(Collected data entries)
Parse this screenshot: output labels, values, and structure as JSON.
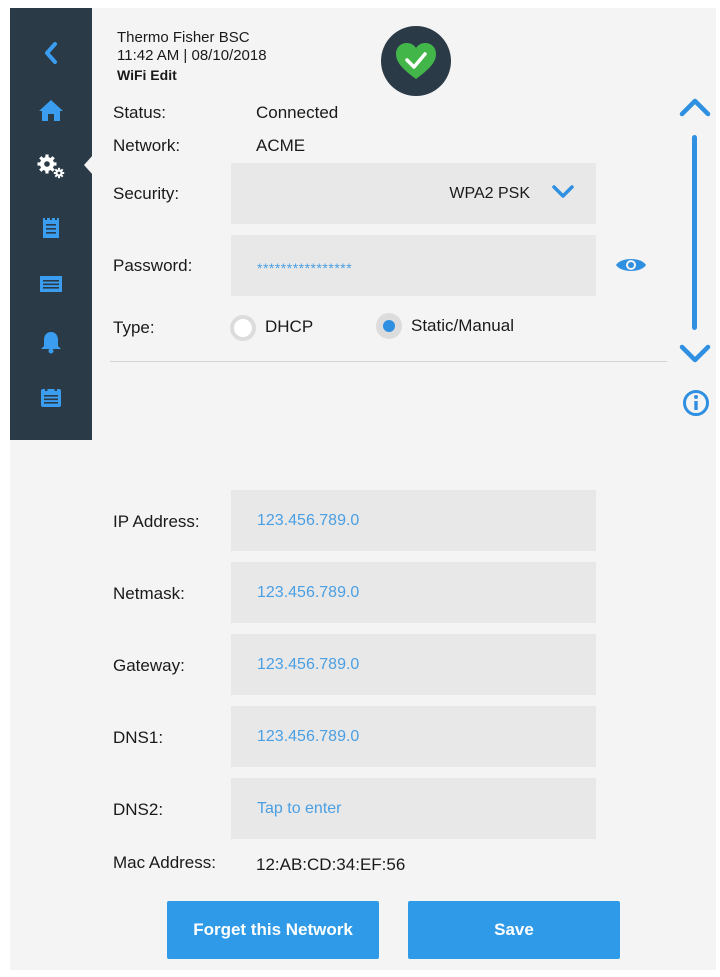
{
  "header": {
    "device_name": "Thermo Fisher BSC",
    "time_date": "11:42 AM | 08/10/2018",
    "page_title": "WiFi Edit",
    "status_icon": "heart-check-icon"
  },
  "sidebar": {
    "items": [
      {
        "name": "back",
        "icon": "chevron-left-icon"
      },
      {
        "name": "home",
        "icon": "home-icon"
      },
      {
        "name": "settings",
        "icon": "gears-icon",
        "active": true
      },
      {
        "name": "log",
        "icon": "notepad-icon"
      },
      {
        "name": "display",
        "icon": "screen-icon"
      },
      {
        "name": "alarms",
        "icon": "bell-icon"
      },
      {
        "name": "calendar",
        "icon": "calendar-icon"
      }
    ]
  },
  "form": {
    "status_label": "Status:",
    "status_value": "Connected",
    "network_label": "Network:",
    "network_value": "ACME",
    "security_label": "Security:",
    "security_value": "WPA2 PSK",
    "password_label": "Password:",
    "password_value": "****************",
    "type_label": "Type:",
    "type_options": [
      "DHCP",
      "Static/Manual"
    ],
    "type_selected": "Static/Manual",
    "ip_label": "IP Address:",
    "ip_value": "123.456.789.0",
    "netmask_label": "Netmask:",
    "netmask_value": "123.456.789.0",
    "gateway_label": "Gateway:",
    "gateway_value": "123.456.789.0",
    "dns1_label": "DNS1:",
    "dns1_value": "123.456.789.0",
    "dns2_label": "DNS2:",
    "dns2_placeholder": "Tap to enter",
    "mac_label": "Mac Address:",
    "mac_value": "12:AB:CD:34:EF:56"
  },
  "actions": {
    "forget_label": "Forget this Network",
    "save_label": "Save"
  },
  "colors": {
    "accent": "#2f9be8",
    "sidebar_bg": "#2b3a47",
    "status_ok": "#43b649"
  }
}
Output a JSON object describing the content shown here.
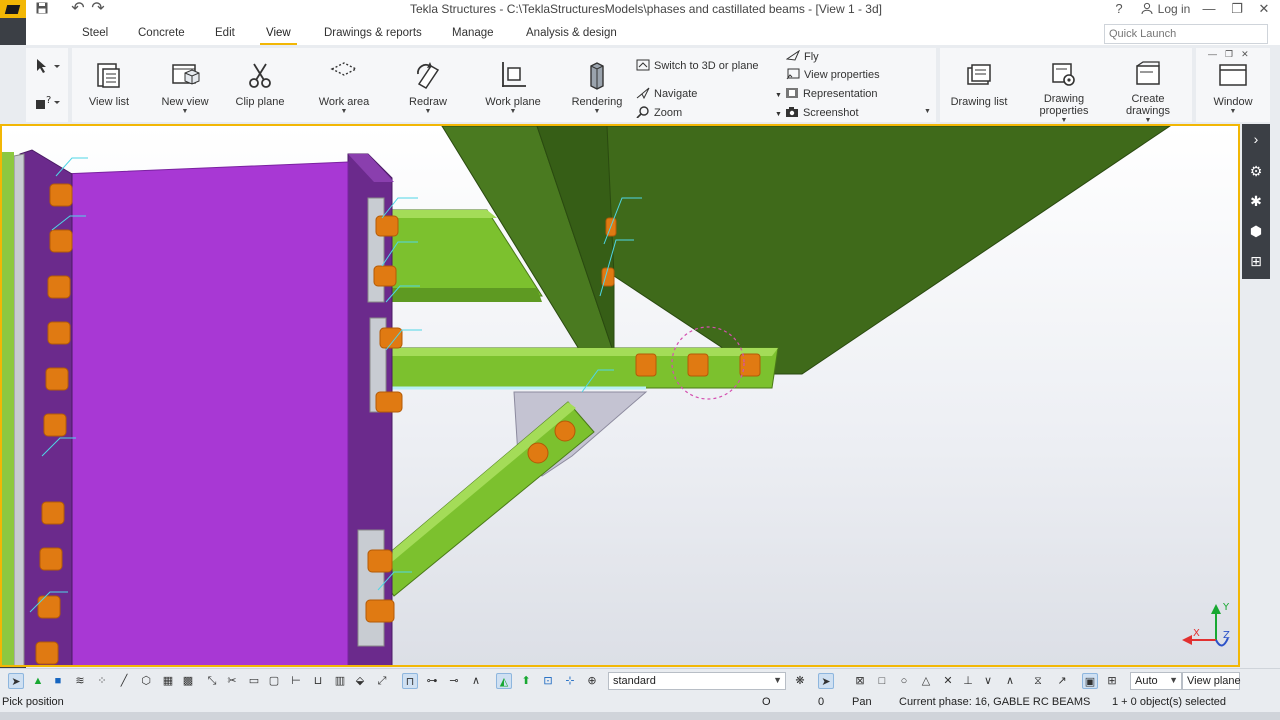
{
  "window": {
    "title": "Tekla Structures - C:\\TeklaStructuresModels\\phases and castillated beams  - [View 1 - 3d]",
    "help_glyph": "?",
    "login_label": "Log in",
    "minimize_glyph": "—",
    "restore_glyph": "❐",
    "close_glyph": "✕"
  },
  "quick_access": {
    "undo_glyph": "↶",
    "redo_glyph": "↷"
  },
  "menu": {
    "tabs": [
      "Steel",
      "Concrete",
      "Edit",
      "View",
      "Drawings & reports",
      "Manage",
      "Analysis & design"
    ],
    "active_tab": "View",
    "quick_launch_placeholder": "Quick Launch"
  },
  "ribbon": {
    "buttons": {
      "view_list": "View list",
      "new_view": "New view",
      "clip_plane": "Clip plane",
      "work_area": "Work area",
      "redraw": "Redraw",
      "work_plane": "Work plane",
      "rendering": "Rendering",
      "drawing_list": "Drawing list",
      "drawing_properties_1": "Drawing",
      "drawing_properties_2": "properties",
      "create_drawings_1": "Create",
      "create_drawings_2": "drawings",
      "window": "Window"
    },
    "small_items": {
      "switch_3d": "Switch to 3D or plane",
      "navigate": "Navigate",
      "zoom": "Zoom",
      "fly": "Fly",
      "view_properties": "View properties",
      "representation": "Representation",
      "screenshot": "Screenshot"
    }
  },
  "viewport": {
    "name": "View 1 - 3d",
    "axis_labels": {
      "x": "X",
      "y": "Y",
      "z": "Z"
    },
    "colors": {
      "column": "#9b35c9",
      "column_flange": "#5c1f78",
      "beam_light": "#7cc12e",
      "beam_dark": "#3f6a1a",
      "bolt": "#e07a12",
      "highlight_circle": "#d44fb0"
    }
  },
  "bottom_toolbar": {
    "filter_value": "standard",
    "snap_mode": "Auto",
    "plane_mode": "View plane"
  },
  "status": {
    "prompt": "Pick position",
    "coord_1": "O",
    "coord_2": "0",
    "mode": "Pan",
    "current_phase": "Current phase: 16, GABLE RC BEAMS",
    "selection": "1 + 0 object(s) selected"
  }
}
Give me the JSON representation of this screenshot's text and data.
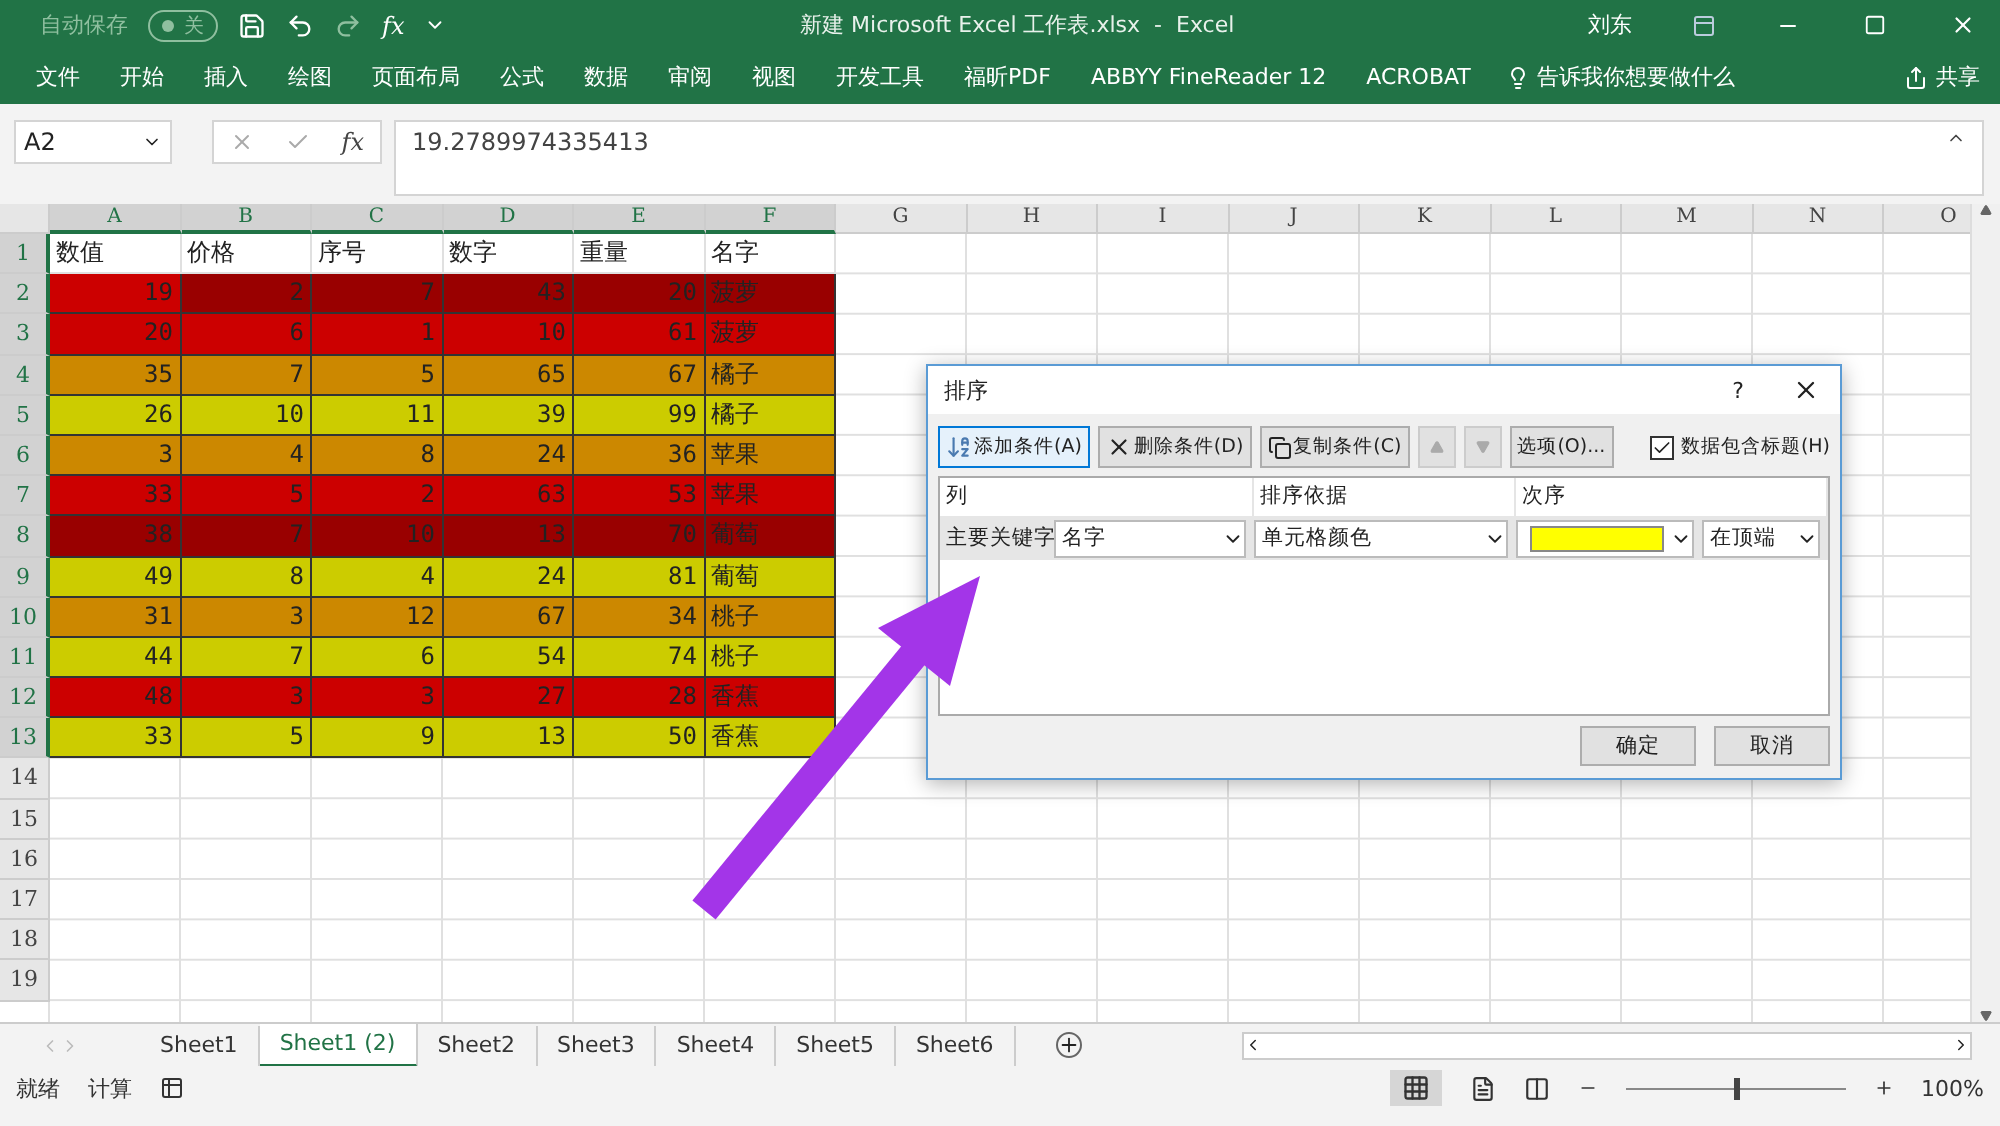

* [Exercise brief] Reproduce each line of the entries in which the word "plane" is found.

* [Solution]
      "clip_plane": "Clip plane",
      "work_plane": "Work plane",
      "switch_3d": "Switch to 3D or plane",
    "plane_mode": "View plane"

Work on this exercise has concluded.